# Material for the task start

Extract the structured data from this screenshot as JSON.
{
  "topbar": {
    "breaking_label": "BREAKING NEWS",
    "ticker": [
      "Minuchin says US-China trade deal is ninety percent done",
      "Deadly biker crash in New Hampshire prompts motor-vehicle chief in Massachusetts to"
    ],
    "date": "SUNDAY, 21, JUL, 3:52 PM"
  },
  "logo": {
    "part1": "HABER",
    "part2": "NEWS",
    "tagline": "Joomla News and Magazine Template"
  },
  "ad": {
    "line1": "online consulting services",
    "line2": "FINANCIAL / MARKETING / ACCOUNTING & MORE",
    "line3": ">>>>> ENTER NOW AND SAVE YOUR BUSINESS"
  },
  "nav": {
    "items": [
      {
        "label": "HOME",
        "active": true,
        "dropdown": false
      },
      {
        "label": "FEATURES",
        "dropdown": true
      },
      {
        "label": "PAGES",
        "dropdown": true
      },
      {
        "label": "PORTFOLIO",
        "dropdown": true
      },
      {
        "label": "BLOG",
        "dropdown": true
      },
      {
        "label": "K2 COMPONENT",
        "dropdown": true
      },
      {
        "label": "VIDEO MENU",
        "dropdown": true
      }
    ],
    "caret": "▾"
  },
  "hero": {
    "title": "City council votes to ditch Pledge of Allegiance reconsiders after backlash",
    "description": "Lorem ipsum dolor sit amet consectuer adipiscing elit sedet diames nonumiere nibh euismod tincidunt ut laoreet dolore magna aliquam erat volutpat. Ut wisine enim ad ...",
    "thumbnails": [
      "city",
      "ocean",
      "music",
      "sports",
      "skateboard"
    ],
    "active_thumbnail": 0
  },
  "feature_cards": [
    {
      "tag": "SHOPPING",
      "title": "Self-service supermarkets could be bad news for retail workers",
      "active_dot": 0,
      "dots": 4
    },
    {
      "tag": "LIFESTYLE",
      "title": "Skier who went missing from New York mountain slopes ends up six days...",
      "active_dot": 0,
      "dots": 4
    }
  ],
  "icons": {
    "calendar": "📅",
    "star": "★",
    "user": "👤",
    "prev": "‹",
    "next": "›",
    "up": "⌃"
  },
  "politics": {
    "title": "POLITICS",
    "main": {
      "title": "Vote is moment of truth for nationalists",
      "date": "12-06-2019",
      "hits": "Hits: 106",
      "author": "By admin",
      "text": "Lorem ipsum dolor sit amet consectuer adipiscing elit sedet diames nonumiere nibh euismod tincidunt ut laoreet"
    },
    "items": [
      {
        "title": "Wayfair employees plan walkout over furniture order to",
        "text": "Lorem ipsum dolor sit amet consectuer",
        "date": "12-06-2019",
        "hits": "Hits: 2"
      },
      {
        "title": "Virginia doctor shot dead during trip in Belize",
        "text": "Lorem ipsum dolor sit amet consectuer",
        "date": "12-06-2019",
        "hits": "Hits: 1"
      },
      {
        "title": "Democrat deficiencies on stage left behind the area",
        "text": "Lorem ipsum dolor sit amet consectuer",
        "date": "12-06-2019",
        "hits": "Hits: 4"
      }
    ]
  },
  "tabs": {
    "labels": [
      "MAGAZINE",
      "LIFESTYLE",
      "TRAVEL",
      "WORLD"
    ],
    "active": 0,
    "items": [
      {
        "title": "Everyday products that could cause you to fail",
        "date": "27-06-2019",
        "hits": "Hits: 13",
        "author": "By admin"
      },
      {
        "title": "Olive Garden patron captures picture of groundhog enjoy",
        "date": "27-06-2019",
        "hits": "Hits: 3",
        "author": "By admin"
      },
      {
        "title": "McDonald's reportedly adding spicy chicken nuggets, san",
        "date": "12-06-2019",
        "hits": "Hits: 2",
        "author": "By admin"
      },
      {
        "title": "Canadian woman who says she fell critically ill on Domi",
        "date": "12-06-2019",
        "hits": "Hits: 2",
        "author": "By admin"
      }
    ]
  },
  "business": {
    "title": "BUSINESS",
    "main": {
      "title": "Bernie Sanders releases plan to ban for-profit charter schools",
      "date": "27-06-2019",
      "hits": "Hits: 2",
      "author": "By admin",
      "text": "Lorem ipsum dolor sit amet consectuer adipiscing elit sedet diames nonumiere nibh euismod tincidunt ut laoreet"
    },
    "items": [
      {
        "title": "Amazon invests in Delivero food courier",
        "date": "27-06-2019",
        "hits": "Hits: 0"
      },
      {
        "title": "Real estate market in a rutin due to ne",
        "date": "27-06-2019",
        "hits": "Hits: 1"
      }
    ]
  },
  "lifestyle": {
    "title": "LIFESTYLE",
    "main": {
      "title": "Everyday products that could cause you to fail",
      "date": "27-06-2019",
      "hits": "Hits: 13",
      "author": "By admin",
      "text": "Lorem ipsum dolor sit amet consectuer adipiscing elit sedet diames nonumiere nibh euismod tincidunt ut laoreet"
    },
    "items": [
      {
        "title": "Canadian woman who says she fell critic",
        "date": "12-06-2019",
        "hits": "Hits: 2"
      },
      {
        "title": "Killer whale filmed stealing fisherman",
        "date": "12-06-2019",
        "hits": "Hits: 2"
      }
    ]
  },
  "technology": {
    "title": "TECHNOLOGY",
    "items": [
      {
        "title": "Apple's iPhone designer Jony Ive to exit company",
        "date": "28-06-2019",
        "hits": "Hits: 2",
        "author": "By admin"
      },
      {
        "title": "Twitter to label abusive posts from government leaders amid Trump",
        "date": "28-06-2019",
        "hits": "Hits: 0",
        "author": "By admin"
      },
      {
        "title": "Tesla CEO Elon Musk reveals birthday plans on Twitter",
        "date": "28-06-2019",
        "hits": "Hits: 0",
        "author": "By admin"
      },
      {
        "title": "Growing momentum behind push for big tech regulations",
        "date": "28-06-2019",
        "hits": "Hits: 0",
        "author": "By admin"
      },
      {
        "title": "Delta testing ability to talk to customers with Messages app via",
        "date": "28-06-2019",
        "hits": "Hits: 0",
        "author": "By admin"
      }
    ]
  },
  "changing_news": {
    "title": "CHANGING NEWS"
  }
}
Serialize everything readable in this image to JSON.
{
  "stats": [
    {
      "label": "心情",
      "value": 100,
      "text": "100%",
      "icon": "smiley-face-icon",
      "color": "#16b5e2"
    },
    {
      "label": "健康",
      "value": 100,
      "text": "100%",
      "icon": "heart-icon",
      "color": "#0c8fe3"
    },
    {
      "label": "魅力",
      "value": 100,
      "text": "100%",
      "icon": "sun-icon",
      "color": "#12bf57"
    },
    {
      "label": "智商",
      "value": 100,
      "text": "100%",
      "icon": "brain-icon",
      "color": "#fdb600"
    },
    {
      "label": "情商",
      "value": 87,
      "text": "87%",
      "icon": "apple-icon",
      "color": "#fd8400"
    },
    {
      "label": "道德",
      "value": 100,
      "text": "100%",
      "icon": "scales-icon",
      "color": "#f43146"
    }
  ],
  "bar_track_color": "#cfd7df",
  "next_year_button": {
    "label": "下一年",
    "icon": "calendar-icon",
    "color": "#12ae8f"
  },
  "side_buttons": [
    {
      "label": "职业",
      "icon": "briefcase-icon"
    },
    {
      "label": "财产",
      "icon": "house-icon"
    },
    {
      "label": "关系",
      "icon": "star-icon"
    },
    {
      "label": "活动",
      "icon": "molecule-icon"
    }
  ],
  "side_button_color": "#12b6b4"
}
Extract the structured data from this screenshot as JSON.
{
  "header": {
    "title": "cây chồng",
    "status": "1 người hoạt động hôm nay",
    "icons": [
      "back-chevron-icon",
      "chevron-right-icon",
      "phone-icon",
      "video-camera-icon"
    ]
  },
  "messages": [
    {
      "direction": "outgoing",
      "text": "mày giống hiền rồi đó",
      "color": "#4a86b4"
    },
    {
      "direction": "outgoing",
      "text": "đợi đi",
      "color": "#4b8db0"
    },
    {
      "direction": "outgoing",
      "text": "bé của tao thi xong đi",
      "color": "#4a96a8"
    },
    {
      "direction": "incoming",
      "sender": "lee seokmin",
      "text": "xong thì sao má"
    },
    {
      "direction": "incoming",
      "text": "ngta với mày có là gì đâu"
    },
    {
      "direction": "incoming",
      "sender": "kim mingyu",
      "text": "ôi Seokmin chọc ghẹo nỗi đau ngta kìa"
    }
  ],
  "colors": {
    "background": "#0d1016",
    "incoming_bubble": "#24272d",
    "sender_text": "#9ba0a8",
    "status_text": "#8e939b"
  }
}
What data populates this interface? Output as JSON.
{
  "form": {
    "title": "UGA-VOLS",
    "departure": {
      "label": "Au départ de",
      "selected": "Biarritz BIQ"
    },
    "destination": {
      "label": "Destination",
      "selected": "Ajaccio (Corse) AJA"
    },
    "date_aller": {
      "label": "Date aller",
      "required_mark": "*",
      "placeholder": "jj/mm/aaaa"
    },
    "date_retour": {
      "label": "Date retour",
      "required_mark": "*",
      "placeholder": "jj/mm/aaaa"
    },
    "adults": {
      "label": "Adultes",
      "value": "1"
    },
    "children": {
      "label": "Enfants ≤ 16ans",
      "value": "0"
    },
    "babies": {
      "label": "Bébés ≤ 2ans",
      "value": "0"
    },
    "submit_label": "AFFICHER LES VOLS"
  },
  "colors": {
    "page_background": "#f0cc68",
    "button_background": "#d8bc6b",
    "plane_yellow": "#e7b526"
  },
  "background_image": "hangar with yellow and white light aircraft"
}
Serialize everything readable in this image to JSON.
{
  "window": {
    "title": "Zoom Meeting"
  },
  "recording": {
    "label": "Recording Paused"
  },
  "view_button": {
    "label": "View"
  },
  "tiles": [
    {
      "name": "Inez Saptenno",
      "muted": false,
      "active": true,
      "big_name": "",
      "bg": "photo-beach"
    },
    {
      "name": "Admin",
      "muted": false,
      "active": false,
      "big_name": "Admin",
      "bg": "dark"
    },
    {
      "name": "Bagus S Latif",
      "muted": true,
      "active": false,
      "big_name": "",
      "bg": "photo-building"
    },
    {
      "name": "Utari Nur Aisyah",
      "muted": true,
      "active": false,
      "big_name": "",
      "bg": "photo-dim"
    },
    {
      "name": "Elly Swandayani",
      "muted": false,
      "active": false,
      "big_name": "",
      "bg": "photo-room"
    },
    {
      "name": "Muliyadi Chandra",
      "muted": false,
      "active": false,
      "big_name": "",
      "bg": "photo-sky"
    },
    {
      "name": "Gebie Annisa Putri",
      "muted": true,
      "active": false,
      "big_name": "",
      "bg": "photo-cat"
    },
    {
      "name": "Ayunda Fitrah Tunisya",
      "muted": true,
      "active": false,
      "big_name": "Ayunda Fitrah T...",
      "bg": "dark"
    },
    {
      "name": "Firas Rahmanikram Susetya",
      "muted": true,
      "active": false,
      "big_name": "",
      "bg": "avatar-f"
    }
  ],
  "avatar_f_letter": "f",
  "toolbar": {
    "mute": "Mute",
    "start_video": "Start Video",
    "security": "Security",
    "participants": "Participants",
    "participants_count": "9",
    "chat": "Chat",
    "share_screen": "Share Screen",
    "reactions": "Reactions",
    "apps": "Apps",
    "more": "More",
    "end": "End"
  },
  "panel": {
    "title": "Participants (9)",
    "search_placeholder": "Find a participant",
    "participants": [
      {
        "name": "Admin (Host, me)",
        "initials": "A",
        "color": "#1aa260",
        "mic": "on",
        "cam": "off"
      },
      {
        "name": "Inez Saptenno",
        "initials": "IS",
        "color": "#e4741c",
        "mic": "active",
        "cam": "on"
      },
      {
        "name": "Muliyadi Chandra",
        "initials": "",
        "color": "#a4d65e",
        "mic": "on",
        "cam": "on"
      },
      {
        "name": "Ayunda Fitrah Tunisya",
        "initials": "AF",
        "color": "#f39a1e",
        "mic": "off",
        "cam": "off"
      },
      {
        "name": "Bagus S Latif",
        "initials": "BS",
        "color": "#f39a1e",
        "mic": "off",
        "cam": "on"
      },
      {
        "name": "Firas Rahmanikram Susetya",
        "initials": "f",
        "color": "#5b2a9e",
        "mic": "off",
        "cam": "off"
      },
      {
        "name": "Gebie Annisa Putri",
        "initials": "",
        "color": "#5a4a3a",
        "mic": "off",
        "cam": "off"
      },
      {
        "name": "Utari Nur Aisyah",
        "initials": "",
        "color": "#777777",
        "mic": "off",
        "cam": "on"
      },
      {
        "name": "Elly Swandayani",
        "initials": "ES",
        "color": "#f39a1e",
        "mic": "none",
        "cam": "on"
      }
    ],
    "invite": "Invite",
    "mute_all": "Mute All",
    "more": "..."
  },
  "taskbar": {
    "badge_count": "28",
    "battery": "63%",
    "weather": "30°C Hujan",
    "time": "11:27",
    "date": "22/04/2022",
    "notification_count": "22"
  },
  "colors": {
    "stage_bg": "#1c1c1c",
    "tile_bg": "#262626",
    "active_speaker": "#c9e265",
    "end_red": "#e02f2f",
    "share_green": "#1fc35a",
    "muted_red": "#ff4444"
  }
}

# Material for the task end

Extract each line holding the string "Swandayani".

▶ Complete output
      "name": "Elly Swandayani",
        "name": "Elly Swandayani",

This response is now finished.